§ Given exercise:
Quote the listing below in full and exactly as written, but omit every picture.

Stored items
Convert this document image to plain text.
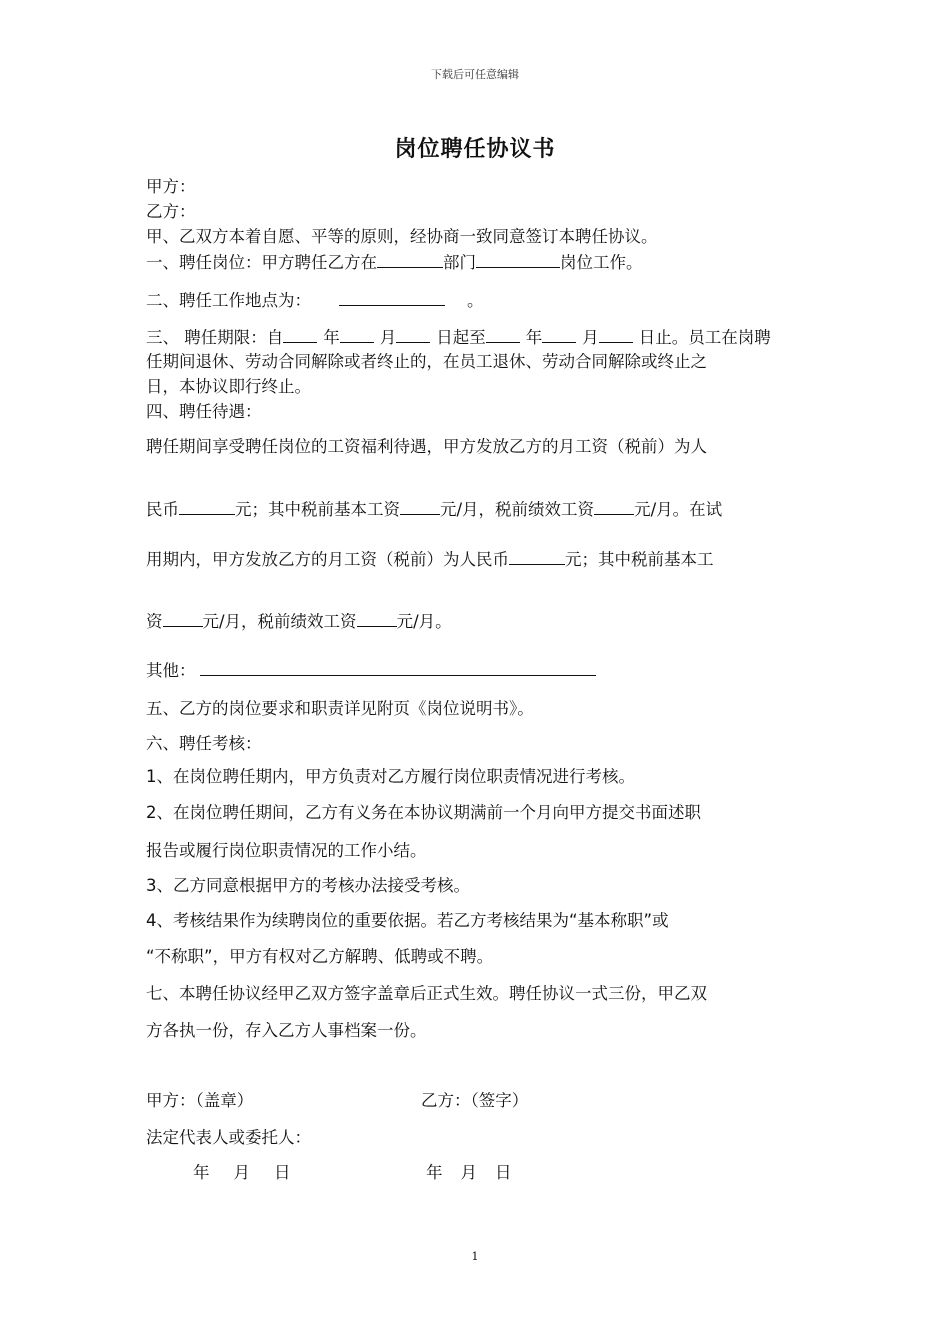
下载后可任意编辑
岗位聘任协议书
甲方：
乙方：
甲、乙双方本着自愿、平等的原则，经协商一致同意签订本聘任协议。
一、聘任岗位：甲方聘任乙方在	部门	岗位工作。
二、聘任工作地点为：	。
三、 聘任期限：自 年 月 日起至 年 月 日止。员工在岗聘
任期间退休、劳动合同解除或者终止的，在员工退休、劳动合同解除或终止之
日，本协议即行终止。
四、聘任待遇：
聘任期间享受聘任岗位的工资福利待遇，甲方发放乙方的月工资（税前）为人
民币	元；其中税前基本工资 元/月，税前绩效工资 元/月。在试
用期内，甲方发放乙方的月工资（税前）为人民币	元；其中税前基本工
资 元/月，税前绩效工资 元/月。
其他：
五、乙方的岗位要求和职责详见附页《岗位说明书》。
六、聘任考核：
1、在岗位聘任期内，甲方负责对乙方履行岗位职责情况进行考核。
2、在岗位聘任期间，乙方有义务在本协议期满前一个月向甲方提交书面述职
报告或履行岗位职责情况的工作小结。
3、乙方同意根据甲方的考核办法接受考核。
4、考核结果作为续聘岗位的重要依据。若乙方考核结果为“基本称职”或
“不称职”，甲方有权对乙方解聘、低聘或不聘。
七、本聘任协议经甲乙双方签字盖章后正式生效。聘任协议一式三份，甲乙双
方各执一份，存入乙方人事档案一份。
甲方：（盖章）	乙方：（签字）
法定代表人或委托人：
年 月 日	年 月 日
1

§ Result of the exercise:
Convert this document image to plain text.
下载后可任意编辑
岗位聘任协议书
甲方：
乙方：
甲、乙双方本着自愿、平等的原则，经协商一致同意签订本聘任协议。
一、聘任岗位：甲方聘任乙方在	部门	岗位工作。
二、聘任工作地点为：	。
三、 聘任期限：自 年 月 日起至 年 月 日止。员工在岗聘
任期间退休、劳动合同解除或者终止的，在员工退休、劳动合同解除或终止之
日，本协议即行终止。
四、聘任待遇：
聘任期间享受聘任岗位的工资福利待遇，甲方发放乙方的月工资（税前）为人
民币	元；其中税前基本工资 元/月，税前绩效工资 元/月。在试
用期内，甲方发放乙方的月工资（税前）为人民币	元；其中税前基本工
资 元/月，税前绩效工资 元/月。
其他：
五、乙方的岗位要求和职责详见附页《岗位说明书》。
六、聘任考核：
1、在岗位聘任期内，甲方负责对乙方履行岗位职责情况进行考核。
2、在岗位聘任期间，乙方有义务在本协议期满前一个月向甲方提交书面述职
报告或履行岗位职责情况的工作小结。
3、乙方同意根据甲方的考核办法接受考核。
4、考核结果作为续聘岗位的重要依据。若乙方考核结果为“基本称职”或
“不称职”，甲方有权对乙方解聘、低聘或不聘。
七、本聘任协议经甲乙双方签字盖章后正式生效。聘任协议一式三份，甲乙双
方各执一份，存入乙方人事档案一份。
甲方：（盖章）	乙方：（签字）
法定代表人或委托人：
年 月 日	年 月 日
1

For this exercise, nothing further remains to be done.